PROBLEM TO SOLVE:
Recast the lines of the listing as a JSON list of strings, one string per line with blank lines omitted, beginning at the line that contains "- data-point: [538, 355, 546, 363]" and stopping after the line that contains "- data-point: [991, 395, 999, 404]".

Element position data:
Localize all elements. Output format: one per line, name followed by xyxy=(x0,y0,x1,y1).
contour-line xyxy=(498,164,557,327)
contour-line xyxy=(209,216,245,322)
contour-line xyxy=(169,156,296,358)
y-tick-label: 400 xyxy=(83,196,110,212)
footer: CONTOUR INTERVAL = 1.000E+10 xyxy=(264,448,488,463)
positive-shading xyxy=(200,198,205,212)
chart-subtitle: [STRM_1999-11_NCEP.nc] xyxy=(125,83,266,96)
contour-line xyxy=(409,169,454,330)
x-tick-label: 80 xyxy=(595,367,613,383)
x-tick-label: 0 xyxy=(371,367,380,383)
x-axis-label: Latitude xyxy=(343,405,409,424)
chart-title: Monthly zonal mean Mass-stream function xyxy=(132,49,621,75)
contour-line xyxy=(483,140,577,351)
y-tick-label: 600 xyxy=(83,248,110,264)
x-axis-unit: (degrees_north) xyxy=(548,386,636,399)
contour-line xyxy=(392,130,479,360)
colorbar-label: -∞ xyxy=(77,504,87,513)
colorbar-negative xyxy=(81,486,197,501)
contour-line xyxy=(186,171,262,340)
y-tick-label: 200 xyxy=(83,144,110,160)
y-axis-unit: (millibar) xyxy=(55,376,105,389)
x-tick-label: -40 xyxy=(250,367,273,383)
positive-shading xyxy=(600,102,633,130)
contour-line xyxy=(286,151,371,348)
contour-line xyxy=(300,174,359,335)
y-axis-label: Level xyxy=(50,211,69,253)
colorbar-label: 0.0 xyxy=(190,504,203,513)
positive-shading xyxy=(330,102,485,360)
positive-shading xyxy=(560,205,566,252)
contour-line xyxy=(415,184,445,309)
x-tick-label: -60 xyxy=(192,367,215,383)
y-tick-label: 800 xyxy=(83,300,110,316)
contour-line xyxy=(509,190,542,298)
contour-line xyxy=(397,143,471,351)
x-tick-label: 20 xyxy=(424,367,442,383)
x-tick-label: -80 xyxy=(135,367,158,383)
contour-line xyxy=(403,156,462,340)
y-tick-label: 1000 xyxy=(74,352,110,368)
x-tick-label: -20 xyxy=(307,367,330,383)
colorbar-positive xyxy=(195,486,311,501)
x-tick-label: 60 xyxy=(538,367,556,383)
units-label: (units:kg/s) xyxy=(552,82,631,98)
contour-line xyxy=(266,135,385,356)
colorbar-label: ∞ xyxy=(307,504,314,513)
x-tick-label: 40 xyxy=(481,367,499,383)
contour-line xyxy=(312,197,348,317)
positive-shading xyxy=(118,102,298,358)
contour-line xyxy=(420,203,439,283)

---

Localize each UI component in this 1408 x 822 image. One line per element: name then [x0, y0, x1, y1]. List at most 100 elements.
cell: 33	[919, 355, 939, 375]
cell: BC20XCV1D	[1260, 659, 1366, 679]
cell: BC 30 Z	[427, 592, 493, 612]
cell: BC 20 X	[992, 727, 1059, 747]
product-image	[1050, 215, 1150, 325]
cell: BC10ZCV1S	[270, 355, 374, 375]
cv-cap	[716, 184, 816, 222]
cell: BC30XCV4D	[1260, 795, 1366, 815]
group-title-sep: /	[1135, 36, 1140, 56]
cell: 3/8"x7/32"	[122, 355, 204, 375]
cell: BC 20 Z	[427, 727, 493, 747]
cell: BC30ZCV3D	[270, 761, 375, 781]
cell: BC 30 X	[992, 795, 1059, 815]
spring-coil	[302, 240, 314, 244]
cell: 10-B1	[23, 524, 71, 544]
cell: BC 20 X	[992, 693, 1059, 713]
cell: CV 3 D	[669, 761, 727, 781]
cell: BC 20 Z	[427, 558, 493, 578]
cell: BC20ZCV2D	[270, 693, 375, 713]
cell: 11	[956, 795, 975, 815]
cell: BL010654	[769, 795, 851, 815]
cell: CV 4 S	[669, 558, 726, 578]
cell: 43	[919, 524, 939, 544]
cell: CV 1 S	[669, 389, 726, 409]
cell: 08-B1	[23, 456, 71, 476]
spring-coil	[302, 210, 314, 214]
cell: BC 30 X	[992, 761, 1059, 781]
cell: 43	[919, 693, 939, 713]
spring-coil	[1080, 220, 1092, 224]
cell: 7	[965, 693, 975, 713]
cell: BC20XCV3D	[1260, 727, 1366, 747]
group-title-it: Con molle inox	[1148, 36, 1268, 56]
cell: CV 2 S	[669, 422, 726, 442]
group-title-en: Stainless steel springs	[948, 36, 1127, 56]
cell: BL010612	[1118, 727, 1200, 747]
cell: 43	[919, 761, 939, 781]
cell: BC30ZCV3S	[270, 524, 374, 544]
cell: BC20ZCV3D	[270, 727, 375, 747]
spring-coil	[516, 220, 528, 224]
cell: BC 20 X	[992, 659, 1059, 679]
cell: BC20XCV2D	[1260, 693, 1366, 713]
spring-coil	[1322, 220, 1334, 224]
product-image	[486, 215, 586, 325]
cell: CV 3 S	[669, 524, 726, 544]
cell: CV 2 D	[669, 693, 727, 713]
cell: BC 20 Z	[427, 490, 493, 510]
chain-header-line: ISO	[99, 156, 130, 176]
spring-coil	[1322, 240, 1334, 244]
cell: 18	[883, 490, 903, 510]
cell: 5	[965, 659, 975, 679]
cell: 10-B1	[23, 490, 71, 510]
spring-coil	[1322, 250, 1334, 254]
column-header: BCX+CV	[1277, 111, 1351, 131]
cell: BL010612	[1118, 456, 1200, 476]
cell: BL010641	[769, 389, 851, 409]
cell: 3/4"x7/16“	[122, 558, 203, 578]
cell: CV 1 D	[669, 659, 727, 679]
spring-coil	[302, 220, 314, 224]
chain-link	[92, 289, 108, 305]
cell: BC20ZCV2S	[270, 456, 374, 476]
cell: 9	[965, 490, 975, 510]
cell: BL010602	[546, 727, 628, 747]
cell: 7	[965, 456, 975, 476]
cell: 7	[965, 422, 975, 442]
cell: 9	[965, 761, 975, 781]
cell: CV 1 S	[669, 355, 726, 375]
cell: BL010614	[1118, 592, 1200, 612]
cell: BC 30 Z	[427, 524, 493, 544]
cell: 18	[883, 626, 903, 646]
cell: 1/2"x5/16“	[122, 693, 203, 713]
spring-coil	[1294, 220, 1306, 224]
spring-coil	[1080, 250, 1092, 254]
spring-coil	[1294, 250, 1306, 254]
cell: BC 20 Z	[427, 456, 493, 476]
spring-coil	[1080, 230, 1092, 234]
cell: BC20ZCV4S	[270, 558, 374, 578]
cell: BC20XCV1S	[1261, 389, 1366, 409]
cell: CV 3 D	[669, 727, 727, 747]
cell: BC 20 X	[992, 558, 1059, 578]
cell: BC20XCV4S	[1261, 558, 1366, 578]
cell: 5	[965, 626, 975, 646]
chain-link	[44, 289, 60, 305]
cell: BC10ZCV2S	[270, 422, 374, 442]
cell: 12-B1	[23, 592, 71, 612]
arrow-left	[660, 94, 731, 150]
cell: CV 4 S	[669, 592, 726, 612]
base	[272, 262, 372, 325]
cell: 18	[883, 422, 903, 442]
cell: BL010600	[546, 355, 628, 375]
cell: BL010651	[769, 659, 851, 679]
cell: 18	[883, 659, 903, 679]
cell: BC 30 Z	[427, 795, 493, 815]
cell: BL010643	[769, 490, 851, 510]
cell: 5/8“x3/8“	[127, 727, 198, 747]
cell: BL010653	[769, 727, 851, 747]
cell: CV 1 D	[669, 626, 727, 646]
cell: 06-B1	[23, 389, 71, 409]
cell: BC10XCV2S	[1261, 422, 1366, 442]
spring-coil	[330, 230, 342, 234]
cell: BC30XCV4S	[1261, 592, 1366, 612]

---

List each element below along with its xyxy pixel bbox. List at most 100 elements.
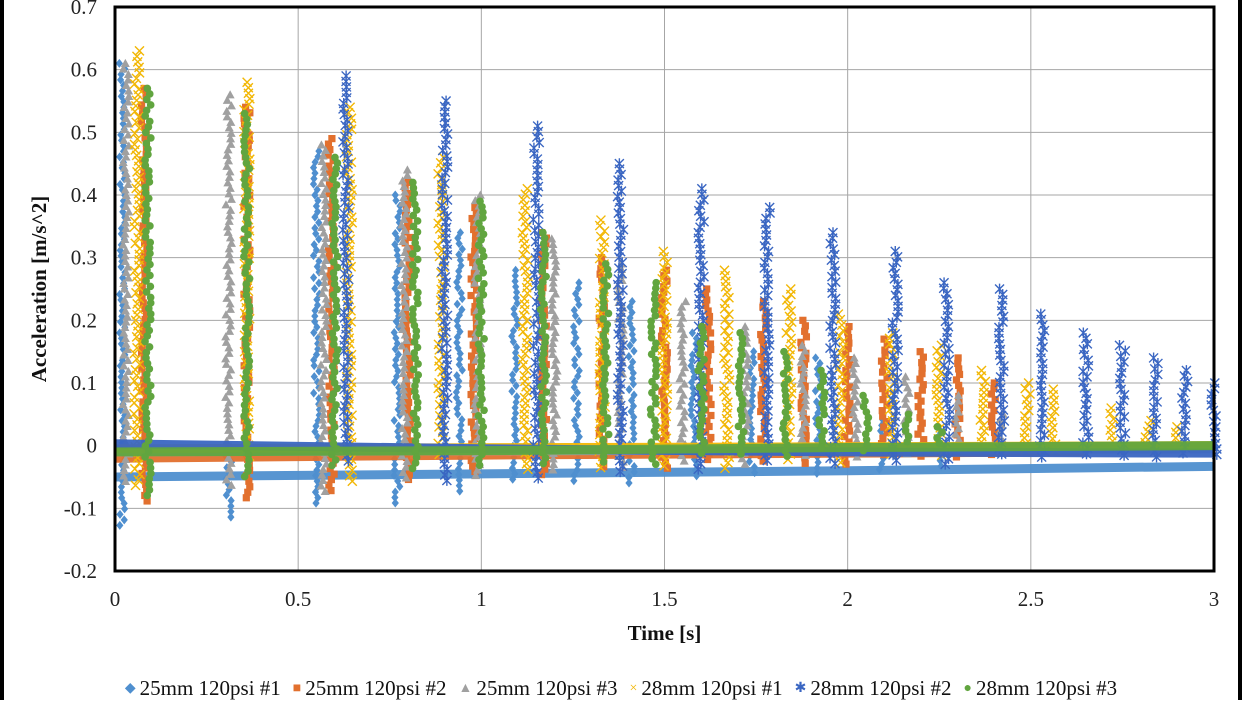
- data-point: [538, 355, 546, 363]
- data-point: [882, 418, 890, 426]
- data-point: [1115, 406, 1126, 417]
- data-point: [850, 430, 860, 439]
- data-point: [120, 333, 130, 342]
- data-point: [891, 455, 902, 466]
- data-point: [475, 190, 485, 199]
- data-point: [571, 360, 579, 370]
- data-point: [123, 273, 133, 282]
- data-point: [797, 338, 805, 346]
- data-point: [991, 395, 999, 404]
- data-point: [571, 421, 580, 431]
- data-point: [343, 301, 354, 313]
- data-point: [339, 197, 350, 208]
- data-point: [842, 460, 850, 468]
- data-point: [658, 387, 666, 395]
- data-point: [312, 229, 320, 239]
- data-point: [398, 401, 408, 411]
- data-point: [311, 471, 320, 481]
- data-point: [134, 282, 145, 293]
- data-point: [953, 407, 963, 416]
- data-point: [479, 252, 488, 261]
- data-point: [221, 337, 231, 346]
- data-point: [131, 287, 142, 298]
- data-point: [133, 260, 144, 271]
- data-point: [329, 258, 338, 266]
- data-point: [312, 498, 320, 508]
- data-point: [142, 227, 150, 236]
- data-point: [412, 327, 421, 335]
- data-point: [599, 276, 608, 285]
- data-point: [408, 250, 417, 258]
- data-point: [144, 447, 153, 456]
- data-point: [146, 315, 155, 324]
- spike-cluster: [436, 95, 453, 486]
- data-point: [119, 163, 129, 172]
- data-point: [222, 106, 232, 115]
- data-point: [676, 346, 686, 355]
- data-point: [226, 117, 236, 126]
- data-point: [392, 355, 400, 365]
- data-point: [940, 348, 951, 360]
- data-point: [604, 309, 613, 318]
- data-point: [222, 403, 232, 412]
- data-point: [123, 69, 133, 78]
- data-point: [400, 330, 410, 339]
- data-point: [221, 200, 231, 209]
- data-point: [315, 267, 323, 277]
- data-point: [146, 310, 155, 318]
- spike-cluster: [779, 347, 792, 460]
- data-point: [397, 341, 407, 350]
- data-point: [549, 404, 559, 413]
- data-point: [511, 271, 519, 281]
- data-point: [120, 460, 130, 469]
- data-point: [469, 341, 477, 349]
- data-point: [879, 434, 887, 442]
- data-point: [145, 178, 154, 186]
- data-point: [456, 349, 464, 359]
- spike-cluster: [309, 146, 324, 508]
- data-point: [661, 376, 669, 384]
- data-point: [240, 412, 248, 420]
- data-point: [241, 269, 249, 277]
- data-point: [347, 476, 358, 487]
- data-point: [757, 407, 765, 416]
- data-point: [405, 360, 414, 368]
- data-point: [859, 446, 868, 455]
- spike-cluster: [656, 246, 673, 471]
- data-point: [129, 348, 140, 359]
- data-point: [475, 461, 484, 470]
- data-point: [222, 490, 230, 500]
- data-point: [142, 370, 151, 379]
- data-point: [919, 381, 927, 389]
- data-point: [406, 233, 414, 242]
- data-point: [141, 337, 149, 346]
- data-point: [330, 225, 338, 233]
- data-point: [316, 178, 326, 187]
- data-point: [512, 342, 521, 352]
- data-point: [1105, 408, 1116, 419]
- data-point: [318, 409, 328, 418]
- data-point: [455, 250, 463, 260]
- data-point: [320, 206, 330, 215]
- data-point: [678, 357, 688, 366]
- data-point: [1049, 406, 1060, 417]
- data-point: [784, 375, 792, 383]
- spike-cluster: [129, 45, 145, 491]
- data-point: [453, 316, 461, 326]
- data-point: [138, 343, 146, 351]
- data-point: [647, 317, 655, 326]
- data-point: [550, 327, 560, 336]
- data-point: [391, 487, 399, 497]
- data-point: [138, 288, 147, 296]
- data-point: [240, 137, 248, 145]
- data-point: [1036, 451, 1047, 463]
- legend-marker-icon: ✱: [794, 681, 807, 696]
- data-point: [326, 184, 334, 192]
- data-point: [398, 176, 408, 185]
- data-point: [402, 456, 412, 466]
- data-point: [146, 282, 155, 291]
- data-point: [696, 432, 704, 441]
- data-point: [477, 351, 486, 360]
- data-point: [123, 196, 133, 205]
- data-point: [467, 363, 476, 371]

TASK OUTPUT:
[
  "- data-point: [538, 355, 546, 363]",
  "- data-point: [882, 418, 890, 426]",
  "- data-point: [1115, 406, 1126, 417]",
  "- data-point: [850, 430, 860, 439]",
  "- data-point: [120, 333, 130, 342]",
  "- data-point: [891, 455, 902, 466]",
  "- data-point: [475, 190, 485, 199]",
  "- data-point: [571, 360, 579, 370]",
  "- data-point: [123, 273, 133, 282]",
  "- data-point: [797, 338, 805, 346]",
  "- data-point: [991, 395, 999, 404]"
]